# Your task:
Repeat all the material exactly; pictures stay out of your copy.

## BEGIN Given records

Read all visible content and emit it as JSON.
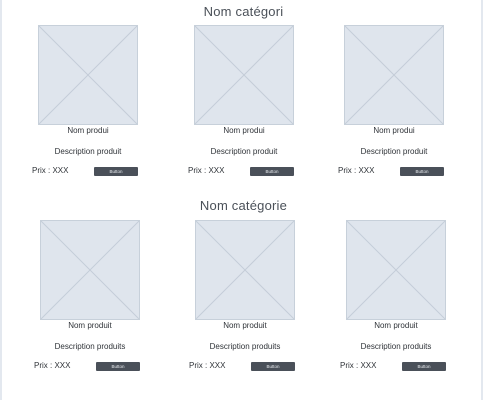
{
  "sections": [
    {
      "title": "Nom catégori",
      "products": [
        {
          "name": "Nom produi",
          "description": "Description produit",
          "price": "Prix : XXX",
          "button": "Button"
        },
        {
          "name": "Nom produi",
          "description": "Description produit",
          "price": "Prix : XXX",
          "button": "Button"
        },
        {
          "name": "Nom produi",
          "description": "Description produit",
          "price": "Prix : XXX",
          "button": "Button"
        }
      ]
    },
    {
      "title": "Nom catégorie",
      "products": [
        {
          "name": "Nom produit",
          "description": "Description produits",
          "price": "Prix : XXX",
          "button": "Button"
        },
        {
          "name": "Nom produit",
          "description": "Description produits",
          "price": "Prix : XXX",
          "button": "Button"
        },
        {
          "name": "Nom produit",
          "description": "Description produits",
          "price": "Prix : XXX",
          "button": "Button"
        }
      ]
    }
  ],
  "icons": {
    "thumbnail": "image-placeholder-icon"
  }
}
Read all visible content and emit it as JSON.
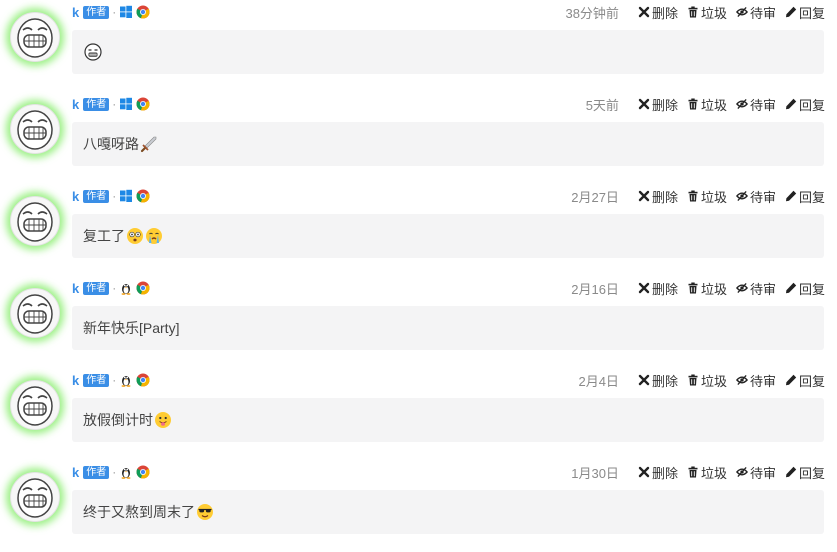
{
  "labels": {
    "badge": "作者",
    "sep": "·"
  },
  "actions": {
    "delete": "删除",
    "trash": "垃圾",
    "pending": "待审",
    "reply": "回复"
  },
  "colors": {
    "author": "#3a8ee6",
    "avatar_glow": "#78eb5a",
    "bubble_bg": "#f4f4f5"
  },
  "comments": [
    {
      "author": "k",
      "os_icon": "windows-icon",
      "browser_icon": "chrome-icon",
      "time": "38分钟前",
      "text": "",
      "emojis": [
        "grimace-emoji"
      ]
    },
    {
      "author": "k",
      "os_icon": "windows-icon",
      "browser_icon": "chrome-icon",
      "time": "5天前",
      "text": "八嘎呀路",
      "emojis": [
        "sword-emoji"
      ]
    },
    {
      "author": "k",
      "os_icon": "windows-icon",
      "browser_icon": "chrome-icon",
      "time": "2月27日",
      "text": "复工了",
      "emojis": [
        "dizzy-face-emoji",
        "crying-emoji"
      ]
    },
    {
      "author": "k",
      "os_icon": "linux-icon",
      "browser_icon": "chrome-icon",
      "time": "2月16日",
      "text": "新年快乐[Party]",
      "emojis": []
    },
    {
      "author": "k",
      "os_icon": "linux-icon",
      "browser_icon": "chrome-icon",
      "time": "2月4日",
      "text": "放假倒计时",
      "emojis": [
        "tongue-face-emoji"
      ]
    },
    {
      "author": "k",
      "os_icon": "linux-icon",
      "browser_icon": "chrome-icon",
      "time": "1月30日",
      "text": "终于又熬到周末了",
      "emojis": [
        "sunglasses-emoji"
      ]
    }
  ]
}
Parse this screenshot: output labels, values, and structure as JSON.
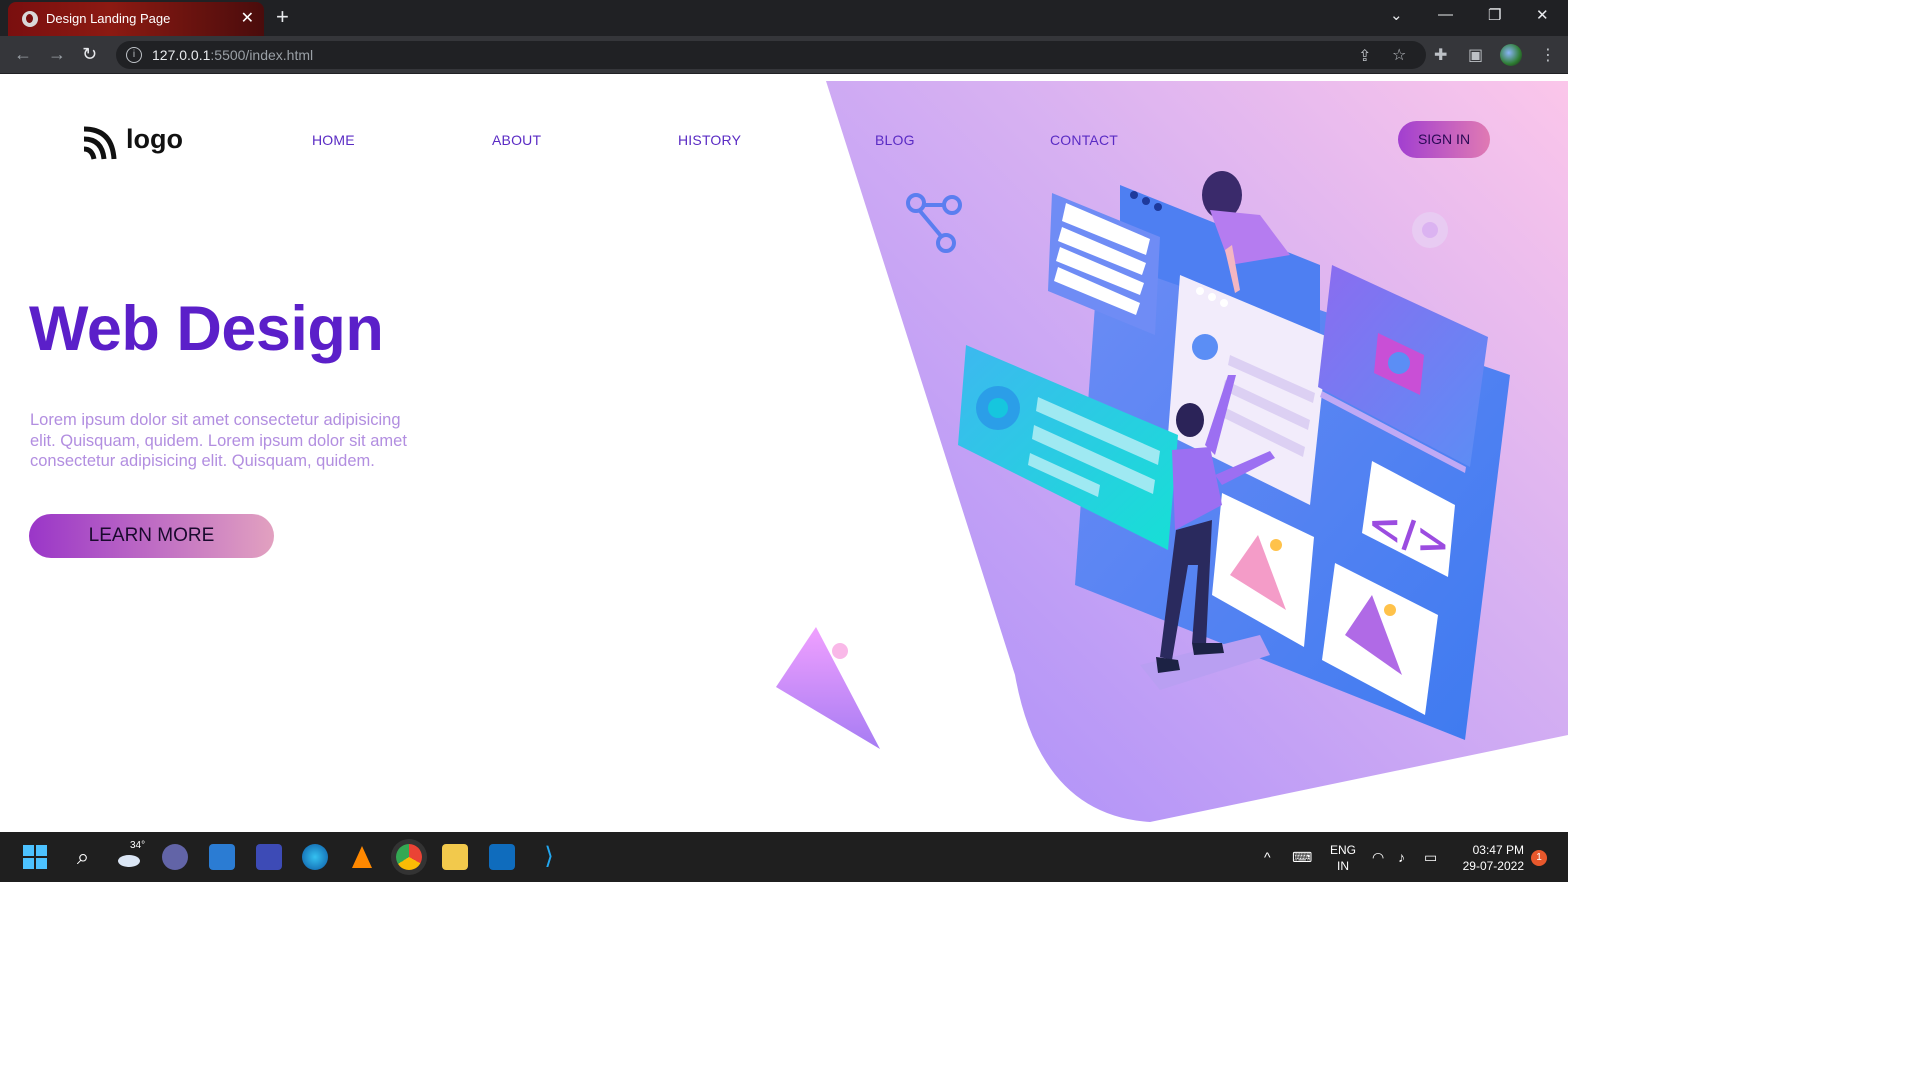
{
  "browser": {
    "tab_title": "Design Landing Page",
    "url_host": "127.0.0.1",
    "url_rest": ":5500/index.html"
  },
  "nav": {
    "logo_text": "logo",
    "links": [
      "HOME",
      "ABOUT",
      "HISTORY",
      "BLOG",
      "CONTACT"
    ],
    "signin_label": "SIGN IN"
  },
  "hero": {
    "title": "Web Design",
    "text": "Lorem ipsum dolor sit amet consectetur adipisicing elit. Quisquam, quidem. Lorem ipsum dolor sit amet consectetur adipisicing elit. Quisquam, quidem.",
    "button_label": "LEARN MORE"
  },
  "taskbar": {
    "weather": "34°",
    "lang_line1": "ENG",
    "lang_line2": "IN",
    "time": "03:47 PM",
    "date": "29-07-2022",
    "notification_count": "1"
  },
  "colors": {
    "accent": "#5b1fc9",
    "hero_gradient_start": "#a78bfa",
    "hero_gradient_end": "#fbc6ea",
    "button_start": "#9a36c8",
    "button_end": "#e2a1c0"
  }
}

## END Given records

# Answer for the task:
Read all visible content and emit it as JSON.
{
  "sections": [
    {
      "title": "Nom catégori",
      "products": [
        {
          "name": "Nom produi",
          "description": "Description produit",
          "price": "Prix : XXX",
          "button": "Button"
        },
        {
          "name": "Nom produi",
          "description": "Description produit",
          "price": "Prix : XXX",
          "button": "Button"
        },
        {
          "name": "Nom produi",
          "description": "Description produit",
          "price": "Prix : XXX",
          "button": "Button"
        }
      ]
    },
    {
      "title": "Nom catégorie",
      "products": [
        {
          "name": "Nom produit",
          "description": "Description produits",
          "price": "Prix : XXX",
          "button": "Button"
        },
        {
          "name": "Nom produit",
          "description": "Description produits",
          "price": "Prix : XXX",
          "button": "Button"
        },
        {
          "name": "Nom produit",
          "description": "Description produits",
          "price": "Prix : XXX",
          "button": "Button"
        }
      ]
    }
  ],
  "icons": {
    "thumbnail": "image-placeholder-icon"
  }
}
Read all visible content and emit it as JSON.
{
  "labels": {
    "badge": "作者",
    "sep": "·"
  },
  "actions": {
    "delete": "删除",
    "trash": "垃圾",
    "pending": "待审",
    "reply": "回复"
  },
  "colors": {
    "author": "#3a8ee6",
    "avatar_glow": "#78eb5a",
    "bubble_bg": "#f4f4f5"
  },
  "comments": [
    {
      "author": "k",
      "os_icon": "windows-icon",
      "browser_icon": "chrome-icon",
      "time": "38分钟前",
      "text": "",
      "emojis": [
        "grimace-emoji"
      ]
    },
    {
      "author": "k",
      "os_icon": "windows-icon",
      "browser_icon": "chrome-icon",
      "time": "5天前",
      "text": "八嘎呀路",
      "emojis": [
        "sword-emoji"
      ]
    },
    {
      "author": "k",
      "os_icon": "windows-icon",
      "browser_icon": "chrome-icon",
      "time": "2月27日",
      "text": "复工了",
      "emojis": [
        "dizzy-face-emoji",
        "crying-emoji"
      ]
    },
    {
      "author": "k",
      "os_icon": "linux-icon",
      "browser_icon": "chrome-icon",
      "time": "2月16日",
      "text": "新年快乐[Party]",
      "emojis": []
    },
    {
      "author": "k",
      "os_icon": "linux-icon",
      "browser_icon": "chrome-icon",
      "time": "2月4日",
      "text": "放假倒计时",
      "emojis": [
        "tongue-face-emoji"
      ]
    },
    {
      "author": "k",
      "os_icon": "linux-icon",
      "browser_icon": "chrome-icon",
      "time": "1月30日",
      "text": "终于又熬到周末了",
      "emojis": [
        "sunglasses-emoji"
      ]
    }
  ]
}
Parse this screenshot: output labels, values, and structure as JSON.
{
  "browser": {
    "tab_title": "Design Landing Page",
    "url_host": "127.0.0.1",
    "url_rest": ":5500/index.html"
  },
  "nav": {
    "logo_text": "logo",
    "links": [
      "HOME",
      "ABOUT",
      "HISTORY",
      "BLOG",
      "CONTACT"
    ],
    "signin_label": "SIGN IN"
  },
  "hero": {
    "title": "Web Design",
    "text": "Lorem ipsum dolor sit amet consectetur adipisicing elit. Quisquam, quidem. Lorem ipsum dolor sit amet consectetur adipisicing elit. Quisquam, quidem.",
    "button_label": "LEARN MORE"
  },
  "taskbar": {
    "weather": "34°",
    "lang_line1": "ENG",
    "lang_line2": "IN",
    "time": "03:47 PM",
    "date": "29-07-2022",
    "notification_count": "1"
  },
  "colors": {
    "accent": "#5b1fc9",
    "hero_gradient_start": "#a78bfa",
    "hero_gradient_end": "#fbc6ea",
    "button_start": "#9a36c8",
    "button_end": "#e2a1c0"
  }
}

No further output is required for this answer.